----- Task input
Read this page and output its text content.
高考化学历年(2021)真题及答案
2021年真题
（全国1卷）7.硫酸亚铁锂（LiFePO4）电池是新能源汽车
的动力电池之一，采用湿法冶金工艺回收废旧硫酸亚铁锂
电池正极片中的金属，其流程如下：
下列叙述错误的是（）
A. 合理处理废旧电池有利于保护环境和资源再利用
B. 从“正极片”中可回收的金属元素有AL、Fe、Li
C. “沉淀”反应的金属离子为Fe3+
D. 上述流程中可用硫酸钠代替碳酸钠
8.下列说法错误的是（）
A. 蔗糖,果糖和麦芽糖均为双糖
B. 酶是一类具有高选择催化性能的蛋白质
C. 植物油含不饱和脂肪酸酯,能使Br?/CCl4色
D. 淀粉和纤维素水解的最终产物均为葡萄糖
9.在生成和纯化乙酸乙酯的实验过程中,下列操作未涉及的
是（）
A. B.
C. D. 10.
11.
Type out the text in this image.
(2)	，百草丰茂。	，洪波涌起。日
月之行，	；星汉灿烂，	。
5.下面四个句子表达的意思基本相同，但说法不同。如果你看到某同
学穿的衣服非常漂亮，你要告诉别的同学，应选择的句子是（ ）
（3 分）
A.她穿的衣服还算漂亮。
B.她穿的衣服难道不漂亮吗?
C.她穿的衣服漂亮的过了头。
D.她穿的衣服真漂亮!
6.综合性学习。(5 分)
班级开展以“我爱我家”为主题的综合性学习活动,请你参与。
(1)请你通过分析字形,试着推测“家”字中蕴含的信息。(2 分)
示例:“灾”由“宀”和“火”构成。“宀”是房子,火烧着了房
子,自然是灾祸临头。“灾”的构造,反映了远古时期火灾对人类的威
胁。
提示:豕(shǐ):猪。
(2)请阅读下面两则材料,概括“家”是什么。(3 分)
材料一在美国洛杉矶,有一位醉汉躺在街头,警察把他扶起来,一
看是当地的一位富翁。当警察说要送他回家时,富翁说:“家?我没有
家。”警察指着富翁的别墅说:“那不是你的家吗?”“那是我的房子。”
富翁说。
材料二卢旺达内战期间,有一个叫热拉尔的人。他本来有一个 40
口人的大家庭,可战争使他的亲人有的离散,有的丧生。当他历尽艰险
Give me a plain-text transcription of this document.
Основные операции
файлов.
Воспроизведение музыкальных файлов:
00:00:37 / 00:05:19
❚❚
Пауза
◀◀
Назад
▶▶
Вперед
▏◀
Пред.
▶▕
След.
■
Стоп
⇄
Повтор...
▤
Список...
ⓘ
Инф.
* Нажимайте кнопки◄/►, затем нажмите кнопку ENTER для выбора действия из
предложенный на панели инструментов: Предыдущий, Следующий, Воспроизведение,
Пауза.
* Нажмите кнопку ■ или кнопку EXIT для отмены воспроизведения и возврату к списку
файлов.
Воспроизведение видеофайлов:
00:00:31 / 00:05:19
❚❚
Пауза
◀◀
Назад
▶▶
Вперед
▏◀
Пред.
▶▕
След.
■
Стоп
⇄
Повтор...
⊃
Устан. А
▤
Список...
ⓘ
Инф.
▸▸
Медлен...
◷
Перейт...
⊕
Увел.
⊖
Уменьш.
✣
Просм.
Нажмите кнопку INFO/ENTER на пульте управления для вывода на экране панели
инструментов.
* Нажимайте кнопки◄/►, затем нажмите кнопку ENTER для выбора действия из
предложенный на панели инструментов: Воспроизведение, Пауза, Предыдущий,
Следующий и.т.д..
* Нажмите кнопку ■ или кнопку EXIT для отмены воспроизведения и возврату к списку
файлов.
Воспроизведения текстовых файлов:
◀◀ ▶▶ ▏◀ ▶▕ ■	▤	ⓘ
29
----------
# Task brief:
Every line from the line containing "Type out the text in this image." to the last line of the material above must be repeated exactly, and no other line.

# In response:
Type out the text in this image.
(2)	，百草丰茂。	，洪波涌起。日
月之行，	；星汉灿烂，	。
5.下面四个句子表达的意思基本相同，但说法不同。如果你看到某同
学穿的衣服非常漂亮，你要告诉别的同学，应选择的句子是（ ）
（3 分）
A.她穿的衣服还算漂亮。
B.她穿的衣服难道不漂亮吗?
C.她穿的衣服漂亮的过了头。
D.她穿的衣服真漂亮!
6.综合性学习。(5 分)
班级开展以“我爱我家”为主题的综合性学习活动,请你参与。
(1)请你通过分析字形,试着推测“家”字中蕴含的信息。(2 分)
示例:“灾”由“宀”和“火”构成。“宀”是房子,火烧着了房
子,自然是灾祸临头。“灾”的构造,反映了远古时期火灾对人类的威
胁。
提示:豕(shǐ):猪。
(2)请阅读下面两则材料,概括“家”是什么。(3 分)
材料一在美国洛杉矶,有一位醉汉躺在街头,警察把他扶起来,一
看是当地的一位富翁。当警察说要送他回家时,富翁说:“家?我没有
家。”警察指着富翁的别墅说:“那不是你的家吗?”“那是我的房子。”
富翁说。
材料二卢旺达内战期间,有一个叫热拉尔的人。他本来有一个 40
口人的大家庭,可战争使他的亲人有的离散,有的丧生。当他历尽艰险
Give me a plain-text transcription of this document.
Основные операции
файлов.
Воспроизведение музыкальных файлов:
00:00:37 / 00:05:19
❚❚
Пауза
◀◀
Назад
▶▶
Вперед
▏◀
Пред.
▶▕
След.
■
Стоп
⇄
Повтор...
▤
Список...
ⓘ
Инф.
* Нажимайте кнопки◄/►, затем нажмите кнопку ENTER для выбора действия из
предложенный на панели инструментов: Предыдущий, Следующий, Воспроизведение,
Пауза.
* Нажмите кнопку ■ или кнопку EXIT для отмены воспроизведения и возврату к списку
файлов.
Воспроизведение видеофайлов:
00:00:31 / 00:05:19
❚❚
Пауза
◀◀
Назад
▶▶
Вперед
▏◀
Пред.
▶▕
След.
■
Стоп
⇄
Повтор...
⊃
Устан. А
▤
Список...
ⓘ
Инф.
▸▸
Медлен...
◷
Перейт...
⊕
Увел.
⊖
Уменьш.
✣
Просм.
Нажмите кнопку INFO/ENTER на пульте управления для вывода на экране панели
инструментов.
* Нажимайте кнопки◄/►, затем нажмите кнопку ENTER для выбора действия из
предложенный на панели инструментов: Воспроизведение, Пауза, Предыдущий,
Следующий и.т.д..
* Нажмите кнопку ■ или кнопку EXIT для отмены воспроизведения и возврату к списку
файлов.
Воспроизведения текстовых файлов:
◀◀ ▶▶ ▏◀ ▶▕ ■	▤	ⓘ
29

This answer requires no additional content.